Using the listing beneath this task, count the lines with the word "date" and write only the result.

◆ **DATA FOR THIS EXERCISE**
====================

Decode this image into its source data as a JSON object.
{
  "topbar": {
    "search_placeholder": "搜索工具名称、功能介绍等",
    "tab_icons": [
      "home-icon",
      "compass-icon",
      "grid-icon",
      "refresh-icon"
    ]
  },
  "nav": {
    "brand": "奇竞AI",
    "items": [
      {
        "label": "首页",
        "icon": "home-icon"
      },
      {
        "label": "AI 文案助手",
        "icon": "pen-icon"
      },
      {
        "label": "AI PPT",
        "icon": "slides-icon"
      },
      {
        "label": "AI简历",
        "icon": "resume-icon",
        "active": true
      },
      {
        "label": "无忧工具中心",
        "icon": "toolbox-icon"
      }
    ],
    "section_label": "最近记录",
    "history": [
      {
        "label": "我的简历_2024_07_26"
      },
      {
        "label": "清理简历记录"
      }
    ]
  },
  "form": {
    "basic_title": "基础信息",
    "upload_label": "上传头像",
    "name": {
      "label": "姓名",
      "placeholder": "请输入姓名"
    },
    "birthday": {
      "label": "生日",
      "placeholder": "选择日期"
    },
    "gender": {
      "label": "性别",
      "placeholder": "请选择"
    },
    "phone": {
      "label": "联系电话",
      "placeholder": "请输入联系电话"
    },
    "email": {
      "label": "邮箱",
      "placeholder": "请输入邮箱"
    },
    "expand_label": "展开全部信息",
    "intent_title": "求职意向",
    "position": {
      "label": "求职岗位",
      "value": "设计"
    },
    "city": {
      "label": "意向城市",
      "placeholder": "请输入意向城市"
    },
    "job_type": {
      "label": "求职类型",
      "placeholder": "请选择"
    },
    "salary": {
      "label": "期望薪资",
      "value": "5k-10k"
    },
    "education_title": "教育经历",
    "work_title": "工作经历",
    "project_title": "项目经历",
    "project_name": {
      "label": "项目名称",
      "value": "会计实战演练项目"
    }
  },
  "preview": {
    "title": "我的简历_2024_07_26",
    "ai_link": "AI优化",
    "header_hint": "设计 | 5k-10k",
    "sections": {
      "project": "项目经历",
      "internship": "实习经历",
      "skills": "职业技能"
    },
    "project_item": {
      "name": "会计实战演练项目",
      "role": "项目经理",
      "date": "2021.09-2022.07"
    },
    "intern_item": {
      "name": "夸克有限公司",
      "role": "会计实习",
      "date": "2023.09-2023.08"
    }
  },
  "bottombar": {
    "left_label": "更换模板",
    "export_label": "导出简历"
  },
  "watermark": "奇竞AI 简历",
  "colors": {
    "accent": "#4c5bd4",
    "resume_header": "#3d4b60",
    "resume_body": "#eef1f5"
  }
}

====================

◆ **RESPONSE TO THE TASK**
2